■ TASK DIRECTIONS
Search the records below for the word "source" and show every line where it occurs.

Dataset listings of figures
========================================================================

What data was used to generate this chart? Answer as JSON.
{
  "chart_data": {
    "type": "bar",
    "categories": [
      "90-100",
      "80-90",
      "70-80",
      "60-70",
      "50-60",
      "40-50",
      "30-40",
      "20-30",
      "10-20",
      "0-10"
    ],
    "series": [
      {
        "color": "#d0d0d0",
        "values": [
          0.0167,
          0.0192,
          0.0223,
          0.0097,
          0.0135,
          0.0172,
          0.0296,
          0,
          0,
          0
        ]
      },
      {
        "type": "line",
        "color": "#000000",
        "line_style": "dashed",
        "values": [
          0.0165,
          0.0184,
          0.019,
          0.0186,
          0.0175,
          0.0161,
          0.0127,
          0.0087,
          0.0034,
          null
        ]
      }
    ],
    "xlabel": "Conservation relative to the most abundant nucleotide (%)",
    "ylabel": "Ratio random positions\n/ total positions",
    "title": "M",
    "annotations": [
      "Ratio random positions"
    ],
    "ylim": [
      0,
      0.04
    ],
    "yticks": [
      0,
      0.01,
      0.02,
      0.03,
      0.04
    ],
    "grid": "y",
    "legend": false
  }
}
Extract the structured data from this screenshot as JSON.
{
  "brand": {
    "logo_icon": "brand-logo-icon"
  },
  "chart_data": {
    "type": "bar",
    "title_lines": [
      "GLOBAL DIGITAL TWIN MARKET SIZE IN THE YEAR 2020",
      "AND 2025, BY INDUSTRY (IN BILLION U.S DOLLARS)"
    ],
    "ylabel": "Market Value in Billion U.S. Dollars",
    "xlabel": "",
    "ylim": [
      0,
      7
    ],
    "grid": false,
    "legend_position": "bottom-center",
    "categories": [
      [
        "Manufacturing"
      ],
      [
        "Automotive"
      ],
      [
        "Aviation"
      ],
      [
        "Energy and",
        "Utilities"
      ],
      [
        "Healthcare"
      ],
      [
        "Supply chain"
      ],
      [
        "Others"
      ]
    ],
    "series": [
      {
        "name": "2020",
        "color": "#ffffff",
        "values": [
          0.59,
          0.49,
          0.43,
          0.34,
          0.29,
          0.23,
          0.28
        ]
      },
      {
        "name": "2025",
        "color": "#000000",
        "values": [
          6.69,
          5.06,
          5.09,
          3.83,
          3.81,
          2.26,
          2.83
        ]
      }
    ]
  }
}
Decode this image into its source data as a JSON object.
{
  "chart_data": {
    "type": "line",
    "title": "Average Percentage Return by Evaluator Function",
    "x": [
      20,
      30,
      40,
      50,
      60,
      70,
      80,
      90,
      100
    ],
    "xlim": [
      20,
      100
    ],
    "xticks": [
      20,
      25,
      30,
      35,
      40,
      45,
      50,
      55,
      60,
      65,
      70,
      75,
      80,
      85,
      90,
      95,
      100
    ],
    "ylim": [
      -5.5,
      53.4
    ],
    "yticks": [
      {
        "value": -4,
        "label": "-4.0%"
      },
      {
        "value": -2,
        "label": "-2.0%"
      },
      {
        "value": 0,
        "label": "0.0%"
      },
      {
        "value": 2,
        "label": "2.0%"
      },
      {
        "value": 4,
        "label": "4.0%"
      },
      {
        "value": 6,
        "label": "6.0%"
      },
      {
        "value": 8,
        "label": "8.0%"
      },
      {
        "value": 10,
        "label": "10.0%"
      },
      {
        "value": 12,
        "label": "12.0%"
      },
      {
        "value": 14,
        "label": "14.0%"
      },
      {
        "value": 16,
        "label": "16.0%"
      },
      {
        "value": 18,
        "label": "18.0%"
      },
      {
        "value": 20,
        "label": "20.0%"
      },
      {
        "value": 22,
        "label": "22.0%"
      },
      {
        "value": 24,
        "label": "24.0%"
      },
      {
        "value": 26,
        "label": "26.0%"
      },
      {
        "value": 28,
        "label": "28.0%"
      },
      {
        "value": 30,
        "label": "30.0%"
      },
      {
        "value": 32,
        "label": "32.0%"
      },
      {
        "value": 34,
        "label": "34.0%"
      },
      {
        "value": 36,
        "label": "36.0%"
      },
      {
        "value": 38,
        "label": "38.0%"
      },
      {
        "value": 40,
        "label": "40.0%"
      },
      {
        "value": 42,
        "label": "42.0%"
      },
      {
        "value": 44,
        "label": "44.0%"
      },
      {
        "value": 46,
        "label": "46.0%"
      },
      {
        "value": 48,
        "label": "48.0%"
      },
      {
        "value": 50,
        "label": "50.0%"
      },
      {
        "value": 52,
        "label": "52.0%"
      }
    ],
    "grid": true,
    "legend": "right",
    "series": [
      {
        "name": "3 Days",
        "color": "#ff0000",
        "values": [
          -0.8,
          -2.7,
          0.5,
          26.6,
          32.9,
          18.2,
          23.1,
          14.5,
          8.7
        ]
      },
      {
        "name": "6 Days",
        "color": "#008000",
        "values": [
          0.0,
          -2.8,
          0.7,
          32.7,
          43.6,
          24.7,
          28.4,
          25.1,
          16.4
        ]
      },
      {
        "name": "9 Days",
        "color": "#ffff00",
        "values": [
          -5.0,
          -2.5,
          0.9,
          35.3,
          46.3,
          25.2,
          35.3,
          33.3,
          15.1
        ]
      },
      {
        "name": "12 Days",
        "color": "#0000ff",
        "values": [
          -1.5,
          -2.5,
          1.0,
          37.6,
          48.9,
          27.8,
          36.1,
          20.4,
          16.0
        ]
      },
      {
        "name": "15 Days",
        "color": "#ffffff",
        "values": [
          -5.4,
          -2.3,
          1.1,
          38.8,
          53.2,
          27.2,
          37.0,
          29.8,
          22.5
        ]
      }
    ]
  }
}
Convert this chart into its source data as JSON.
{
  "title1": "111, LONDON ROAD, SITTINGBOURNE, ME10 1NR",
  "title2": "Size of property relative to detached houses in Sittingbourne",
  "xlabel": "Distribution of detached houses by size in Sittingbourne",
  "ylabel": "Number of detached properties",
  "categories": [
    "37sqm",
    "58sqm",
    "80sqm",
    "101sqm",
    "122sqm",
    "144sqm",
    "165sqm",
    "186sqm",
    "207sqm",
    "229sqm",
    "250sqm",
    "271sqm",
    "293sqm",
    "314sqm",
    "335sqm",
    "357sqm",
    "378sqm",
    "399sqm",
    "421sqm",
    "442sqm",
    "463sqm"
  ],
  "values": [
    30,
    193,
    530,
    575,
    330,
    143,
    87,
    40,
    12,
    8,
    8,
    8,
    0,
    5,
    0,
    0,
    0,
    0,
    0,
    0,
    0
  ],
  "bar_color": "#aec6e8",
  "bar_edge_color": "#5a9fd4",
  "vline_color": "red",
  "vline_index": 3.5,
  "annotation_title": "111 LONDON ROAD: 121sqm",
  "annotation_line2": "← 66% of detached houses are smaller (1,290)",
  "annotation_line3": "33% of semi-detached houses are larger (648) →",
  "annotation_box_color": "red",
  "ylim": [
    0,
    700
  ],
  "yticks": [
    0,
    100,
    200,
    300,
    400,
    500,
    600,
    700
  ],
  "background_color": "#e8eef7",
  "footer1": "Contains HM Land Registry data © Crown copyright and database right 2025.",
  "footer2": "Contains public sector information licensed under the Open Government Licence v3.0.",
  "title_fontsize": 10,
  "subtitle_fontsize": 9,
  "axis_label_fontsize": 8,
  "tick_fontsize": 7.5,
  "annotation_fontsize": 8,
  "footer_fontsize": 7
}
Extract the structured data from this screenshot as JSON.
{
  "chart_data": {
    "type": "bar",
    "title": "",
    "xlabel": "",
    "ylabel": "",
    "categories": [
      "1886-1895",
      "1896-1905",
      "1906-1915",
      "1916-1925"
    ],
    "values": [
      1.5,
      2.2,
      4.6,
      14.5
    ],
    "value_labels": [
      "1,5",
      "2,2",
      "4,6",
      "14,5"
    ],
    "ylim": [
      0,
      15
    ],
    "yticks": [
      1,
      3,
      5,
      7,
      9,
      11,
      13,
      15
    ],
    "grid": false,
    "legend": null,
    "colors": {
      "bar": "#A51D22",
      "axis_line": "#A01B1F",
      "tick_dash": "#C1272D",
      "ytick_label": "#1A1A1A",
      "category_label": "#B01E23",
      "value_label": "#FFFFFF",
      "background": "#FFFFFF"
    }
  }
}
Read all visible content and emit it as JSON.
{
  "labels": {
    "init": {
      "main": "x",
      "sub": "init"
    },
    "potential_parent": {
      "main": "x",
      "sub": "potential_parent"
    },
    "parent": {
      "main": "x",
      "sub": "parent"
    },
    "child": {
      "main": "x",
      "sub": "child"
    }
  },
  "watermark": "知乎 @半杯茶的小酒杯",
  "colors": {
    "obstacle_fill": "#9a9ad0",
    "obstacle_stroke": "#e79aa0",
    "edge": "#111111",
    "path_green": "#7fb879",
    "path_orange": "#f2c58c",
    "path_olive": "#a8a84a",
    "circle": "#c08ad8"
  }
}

========================================================================

■ CORRECT ANSWER
Decode this image into its source data as a JSON object.
Convert this chart into its source data as JSON.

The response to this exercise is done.